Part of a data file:
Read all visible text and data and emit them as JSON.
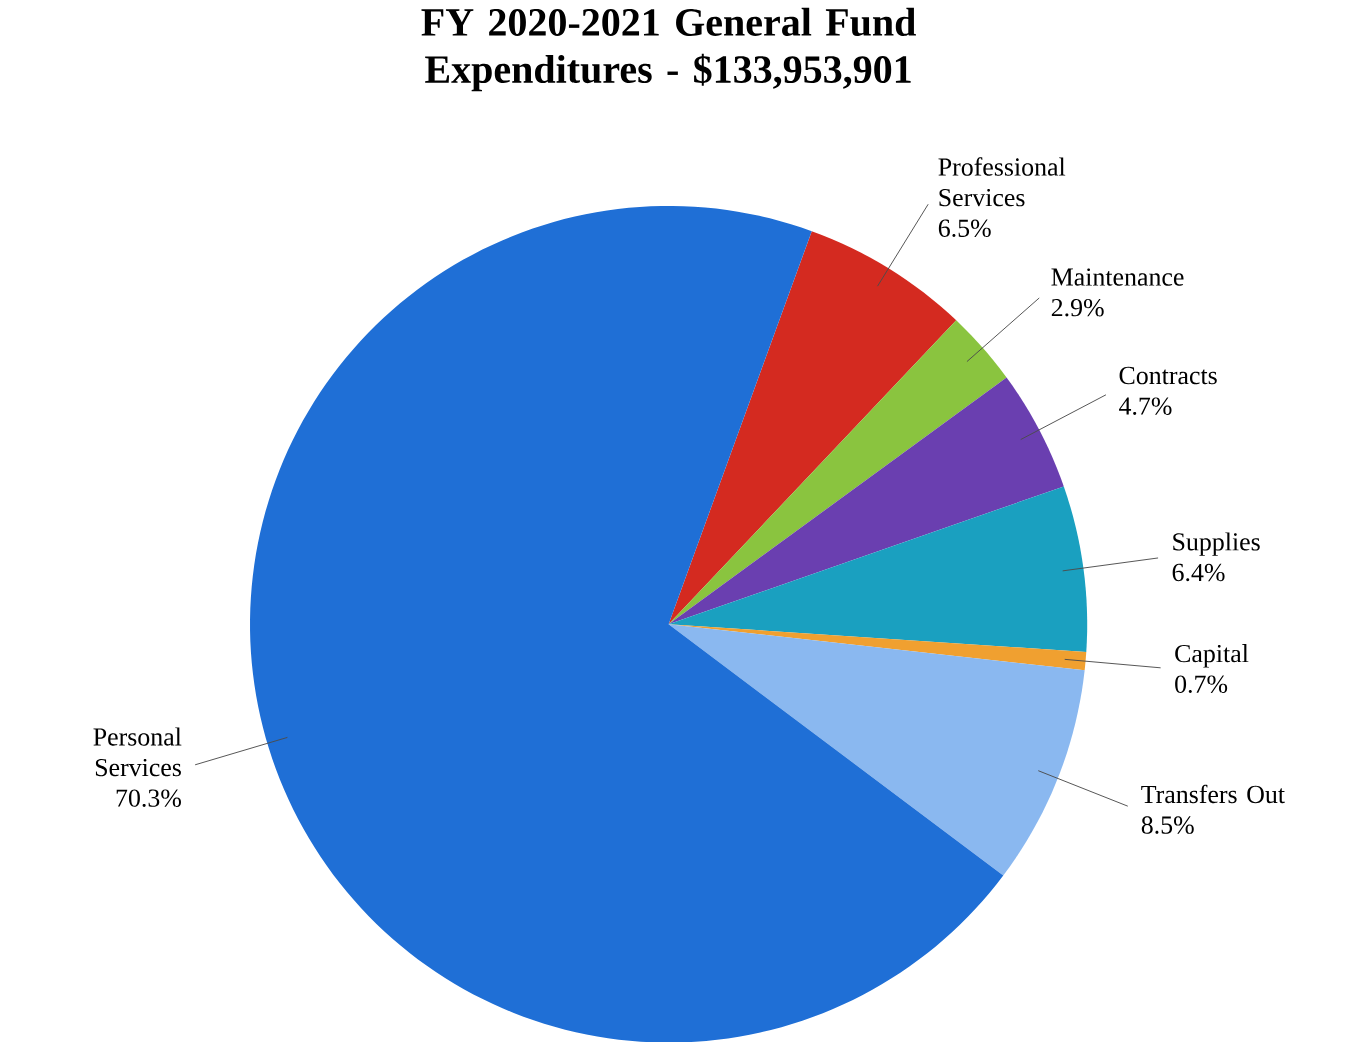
{
  "chart_data": {
    "type": "pie",
    "title": "FY 2020-2021 General Fund Expenditures - $133,953,901",
    "categories": [
      "Professional Services",
      "Maintenance",
      "Contracts",
      "Supplies",
      "Capital",
      "Transfers Out",
      "Personal Services"
    ],
    "values": [
      6.5,
      2.9,
      4.7,
      6.4,
      0.7,
      8.5,
      70.3
    ],
    "value_labels": [
      "6.5%",
      "2.9%",
      "4.7%",
      "6.4%",
      "0.7%",
      "8.5%",
      "70.3%"
    ],
    "colors": [
      "#d42a20",
      "#8ac43f",
      "#6a3fb0",
      "#1aa0c0",
      "#f0a030",
      "#8ab8f0",
      "#1f6fd6"
    ]
  }
}
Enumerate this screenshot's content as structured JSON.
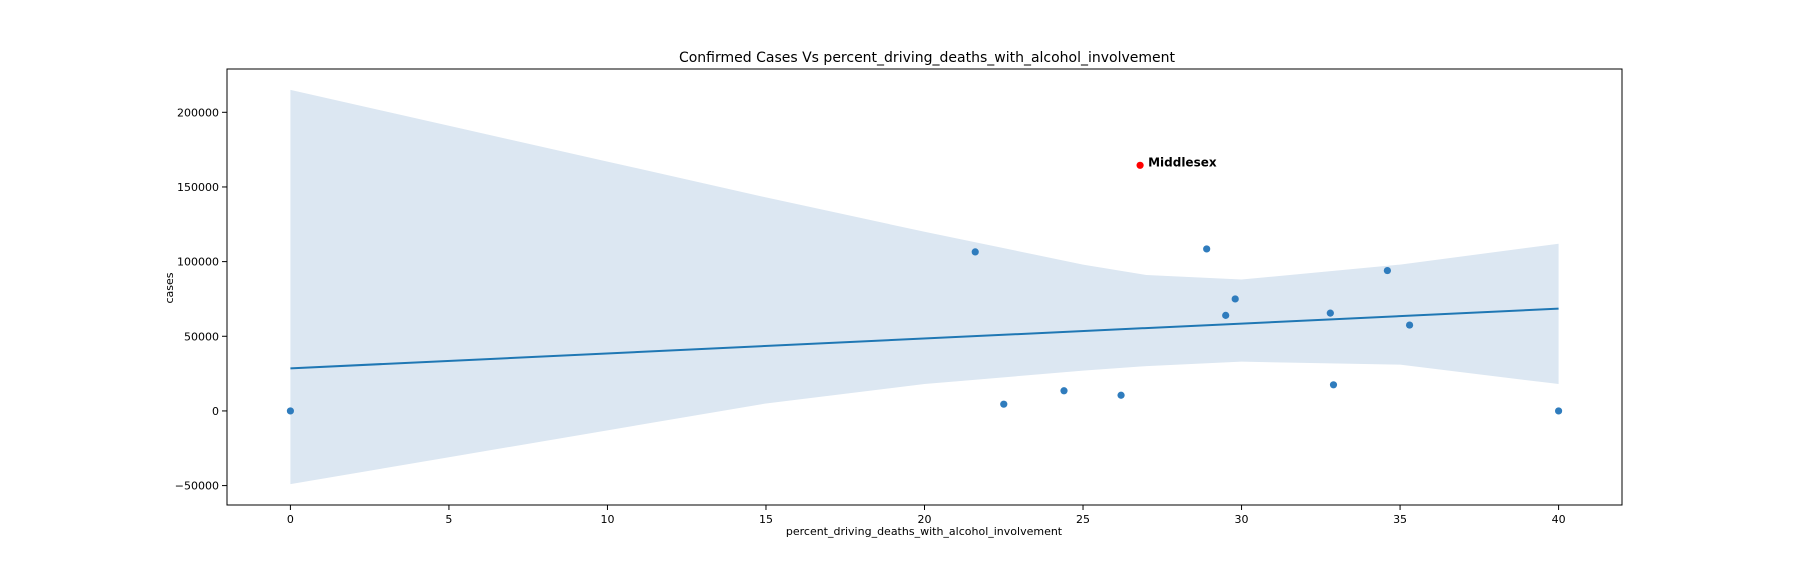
{
  "chart_data": {
    "type": "scatter",
    "title": "Confirmed Cases Vs percent_driving_deaths_with_alcohol_involvement",
    "xlabel": "percent_driving_deaths_with_alcohol_involvement",
    "ylabel": "cases",
    "xlim": [
      -2,
      42
    ],
    "ylim": [
      -63000,
      229000
    ],
    "xticks": [
      0,
      5,
      10,
      15,
      20,
      25,
      30,
      35,
      40
    ],
    "yticks": [
      -50000,
      0,
      50000,
      100000,
      150000,
      200000
    ],
    "grid": false,
    "points": [
      {
        "x": 0,
        "y": 0
      },
      {
        "x": 21.6,
        "y": 106500
      },
      {
        "x": 22.5,
        "y": 4500
      },
      {
        "x": 24.4,
        "y": 13500
      },
      {
        "x": 26.2,
        "y": 10500
      },
      {
        "x": 28.9,
        "y": 108500
      },
      {
        "x": 29.5,
        "y": 64000
      },
      {
        "x": 29.8,
        "y": 75000
      },
      {
        "x": 32.8,
        "y": 65500
      },
      {
        "x": 32.9,
        "y": 17500
      },
      {
        "x": 34.6,
        "y": 94000
      },
      {
        "x": 35.3,
        "y": 57500
      },
      {
        "x": 40,
        "y": 0
      }
    ],
    "highlight": {
      "label": "Middlesex",
      "x": 26.8,
      "y": 164500,
      "color": "#ff0000"
    },
    "regression": {
      "x": [
        0,
        40
      ],
      "y": [
        28500,
        68500
      ],
      "color": "#1f77b4"
    },
    "confidence_band": {
      "x": [
        0,
        5,
        10,
        15,
        20,
        25,
        27,
        30,
        35,
        40
      ],
      "upper": [
        215000,
        191000,
        167000,
        143000,
        120000,
        98000,
        91000,
        88000,
        98000,
        112000
      ],
      "lower": [
        -49000,
        -31000,
        -13000,
        5000,
        18000,
        27000,
        30000,
        33000,
        31000,
        18000
      ],
      "color": "#dce7f2"
    },
    "point_color": "#2f7cbd"
  }
}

Your objective: Copy nothing outside the span: please output the lines from the one with "Enumerate this screenshot's" through the end of the entries above, and skip the pictures.

Exercise answer:
Enumerate this screenshot's content as structured JSON.
{
  "chart_data": {
    "type": "scatter",
    "title": "Confirmed Cases Vs percent_driving_deaths_with_alcohol_involvement",
    "xlabel": "percent_driving_deaths_with_alcohol_involvement",
    "ylabel": "cases",
    "xlim": [
      -2,
      42
    ],
    "ylim": [
      -63000,
      229000
    ],
    "xticks": [
      0,
      5,
      10,
      15,
      20,
      25,
      30,
      35,
      40
    ],
    "yticks": [
      -50000,
      0,
      50000,
      100000,
      150000,
      200000
    ],
    "grid": false,
    "points": [
      {
        "x": 0,
        "y": 0
      },
      {
        "x": 21.6,
        "y": 106500
      },
      {
        "x": 22.5,
        "y": 4500
      },
      {
        "x": 24.4,
        "y": 13500
      },
      {
        "x": 26.2,
        "y": 10500
      },
      {
        "x": 28.9,
        "y": 108500
      },
      {
        "x": 29.5,
        "y": 64000
      },
      {
        "x": 29.8,
        "y": 75000
      },
      {
        "x": 32.8,
        "y": 65500
      },
      {
        "x": 32.9,
        "y": 17500
      },
      {
        "x": 34.6,
        "y": 94000
      },
      {
        "x": 35.3,
        "y": 57500
      },
      {
        "x": 40,
        "y": 0
      }
    ],
    "highlight": {
      "label": "Middlesex",
      "x": 26.8,
      "y": 164500,
      "color": "#ff0000"
    },
    "regression": {
      "x": [
        0,
        40
      ],
      "y": [
        28500,
        68500
      ],
      "color": "#1f77b4"
    },
    "confidence_band": {
      "x": [
        0,
        5,
        10,
        15,
        20,
        25,
        27,
        30,
        35,
        40
      ],
      "upper": [
        215000,
        191000,
        167000,
        143000,
        120000,
        98000,
        91000,
        88000,
        98000,
        112000
      ],
      "lower": [
        -49000,
        -31000,
        -13000,
        5000,
        18000,
        27000,
        30000,
        33000,
        31000,
        18000
      ],
      "color": "#dce7f2"
    },
    "point_color": "#2f7cbd"
  }
}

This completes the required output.